== Testo ==
┄┄┄┄┄┄
Esordire a settant’anni e arrivare in finale al Premio Strega (dopo aver vinto il Campiello Opera Prima) non è cosa da tutti. Non è da tutti anche essere colpiti da una rara malattia neurologica, come è capitato all’autrice, decisa a raccontare il suo percorso umano in questo libro. Non è certo facile parlare di un testo di questo tipo, recensirlo, ma L’ultima estate colpisce davvero fin dalla prima pagina: trabocca di vita, pur senza risparmiare l’emozione al lettore. Rifugge dai clichè e dalle lamentele, non indugia nei fronzoli o nella descrizione del dolore, pur sempre presente: ne esce un libro perfettamente bilanciato e accompagnato da una forma di ironia; una testimonianza sì delle fatiche quotidiane con cui un malato deve confrotnarsi, ma anche di affetto per l’esistenza,per l’incanto del mondo che ci circonda. Ci piacerebbe davvero vedere questo testo incoronato dallo Strega!
┄┄┄┄┄┄
== Consegna A ==
Riscrivi il passo della recensione di L'ultima estate da "Esordire a settant’anni" a "incoronato dallo Strega!", sostituendo "lettore" con "pubblico".
== Consegna B ==
Prosegui la recensione di L'ultima estate dopo la sua ultima frase.
I record qui sotto vengono da un'altra fonte.

== Dati disponibili ==
┄┄┄┄┄┄
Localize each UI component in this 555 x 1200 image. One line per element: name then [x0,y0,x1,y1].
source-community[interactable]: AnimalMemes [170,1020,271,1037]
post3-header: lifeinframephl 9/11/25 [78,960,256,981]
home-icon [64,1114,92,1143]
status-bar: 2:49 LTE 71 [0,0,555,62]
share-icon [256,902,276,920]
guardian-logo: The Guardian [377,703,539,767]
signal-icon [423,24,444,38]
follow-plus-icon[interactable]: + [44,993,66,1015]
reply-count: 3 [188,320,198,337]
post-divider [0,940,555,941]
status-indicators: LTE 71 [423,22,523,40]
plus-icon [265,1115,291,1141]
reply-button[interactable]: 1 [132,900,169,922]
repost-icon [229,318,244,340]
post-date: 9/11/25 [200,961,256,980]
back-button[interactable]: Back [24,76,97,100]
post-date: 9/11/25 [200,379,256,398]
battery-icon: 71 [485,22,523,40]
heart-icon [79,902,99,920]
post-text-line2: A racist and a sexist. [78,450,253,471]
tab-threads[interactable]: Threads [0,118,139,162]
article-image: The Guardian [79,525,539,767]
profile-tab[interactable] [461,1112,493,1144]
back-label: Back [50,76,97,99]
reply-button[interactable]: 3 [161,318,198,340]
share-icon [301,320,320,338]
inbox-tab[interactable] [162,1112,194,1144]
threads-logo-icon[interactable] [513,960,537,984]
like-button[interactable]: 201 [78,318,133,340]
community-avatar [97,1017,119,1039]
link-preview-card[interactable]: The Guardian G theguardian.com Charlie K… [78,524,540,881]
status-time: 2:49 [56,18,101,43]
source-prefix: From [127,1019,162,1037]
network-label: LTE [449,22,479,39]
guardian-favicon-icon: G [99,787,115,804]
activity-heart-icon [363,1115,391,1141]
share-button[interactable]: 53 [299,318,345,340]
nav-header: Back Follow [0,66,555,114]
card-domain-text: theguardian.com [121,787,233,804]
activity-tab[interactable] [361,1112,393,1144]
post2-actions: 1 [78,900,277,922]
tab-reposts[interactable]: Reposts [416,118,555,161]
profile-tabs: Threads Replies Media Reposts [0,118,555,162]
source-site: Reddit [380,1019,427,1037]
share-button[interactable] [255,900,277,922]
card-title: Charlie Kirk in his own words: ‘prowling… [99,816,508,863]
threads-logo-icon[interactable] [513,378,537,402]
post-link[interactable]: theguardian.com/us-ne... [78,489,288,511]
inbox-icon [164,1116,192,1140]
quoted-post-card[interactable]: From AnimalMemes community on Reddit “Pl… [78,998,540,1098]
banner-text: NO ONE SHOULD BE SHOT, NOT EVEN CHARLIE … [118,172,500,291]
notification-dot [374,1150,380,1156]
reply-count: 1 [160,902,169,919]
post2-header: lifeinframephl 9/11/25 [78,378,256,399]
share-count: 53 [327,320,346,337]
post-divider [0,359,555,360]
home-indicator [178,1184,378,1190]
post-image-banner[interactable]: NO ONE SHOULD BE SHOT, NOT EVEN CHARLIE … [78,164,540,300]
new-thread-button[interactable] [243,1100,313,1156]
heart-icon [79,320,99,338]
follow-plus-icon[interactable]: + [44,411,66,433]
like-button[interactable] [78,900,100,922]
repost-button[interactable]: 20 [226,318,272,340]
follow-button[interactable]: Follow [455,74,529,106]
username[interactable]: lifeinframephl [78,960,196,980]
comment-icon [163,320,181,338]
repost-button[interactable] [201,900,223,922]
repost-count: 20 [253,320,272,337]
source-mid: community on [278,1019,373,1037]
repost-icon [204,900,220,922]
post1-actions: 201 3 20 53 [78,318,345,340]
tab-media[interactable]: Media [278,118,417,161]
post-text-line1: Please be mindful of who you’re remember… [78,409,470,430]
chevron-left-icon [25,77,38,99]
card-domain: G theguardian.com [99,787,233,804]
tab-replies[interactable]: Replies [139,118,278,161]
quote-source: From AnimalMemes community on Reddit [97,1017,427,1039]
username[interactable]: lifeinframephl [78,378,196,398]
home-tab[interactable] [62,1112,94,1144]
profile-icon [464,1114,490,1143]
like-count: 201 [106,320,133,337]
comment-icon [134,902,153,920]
┄┄┄┄┄┄
== Spazio risposta A ==
Esordire a settant’anni e arrivare in finale al Premio Strega (dopo aver vinto il Campiello Opera Prima) non è cosa da tutti. Non è da tutti anche essere colpiti da una rara malattia neurologica, come è capitato all’autrice, decisa a raccontare il suo percorso umano in questo libro. Non è certo facile parlare di un testo di questo tipo, recensirlo, ma L’ultima estate colpisce davvero fin dalla prima pagina: trabocca di vita, pur senza risparmiare l’emozione al pubblico. Rifugge dai clichè e dalle lamentele, non indugia nei fronzoli o nella descrizione del dolore, pur sempre presente: ne esce un libro perfettamente bilanciato e accompagnato da una forma di ironia; una testimonianza sì delle fatiche quotidiane con cui un malato deve confrotnarsi, ma anche di affetto per l’esistenza,per l’incanto del mondo che ci circonda. Ci piacerebbe davvero vedere questo testo incoronato dallo Strega!

== Spazio risposta B ==
Cesarina Vighy, L’ultima estate, Fazi editore
Da dove arriva la voce di Zeta? Apparentemente dal luogo più inabitabile e muto: la malattia, in quel punto estremo che toglie possibilità, respiro, futuro. Ma è solo apparenza: questa voce proviene dal nucleo più irriducibile e infuocato della vita. Che non tace, non cessa di guardare e amare. E anzi, comincia qualcosa: a scrivere. È fragile l’equilibrio che genera queste pagine. Per Zeta qualsiasi gesto ora è enorme, la fatica non solo fisica è in ogni momento fatale. E i ricordi sono uno squarcio lacerante nella memoria di una vita tenacemente irregolare: la nascita fuori dal matrimonio della “bambina più amata del mondo”, l’infanzia sotto le bombe, Venezia splendida e meschina, il primo disastro sentimentale e poi Roma becera e vitale, l’esperienza della psicanalisi, l’avventura del femminismo, il cammino della malattia. E sempre la coriacea e gentile difesa della propria individualità, l’irrisione delle tribù e delle cliniche cui ha rifiutato di appartenere. Così la storia della sua vita scorre laterale, vissuta intensamente ma mai accettata, come non fosse mai meritevole di piena identificazione. Con una lingua nitida, feroce, mai retorica, attraversata da una vena di sarcasmo che non concede nulla alla pietas, questo romanzo d’esordio scritto a settant’anni affronta il più evitato degli argomenti: la sofferenza. Mai, lungo queste pagine, si può dimenticare che l’autrice è malata, gravemente. Però basta uno spiraglio della finestra in cucina a far entrare un platano o un merlo.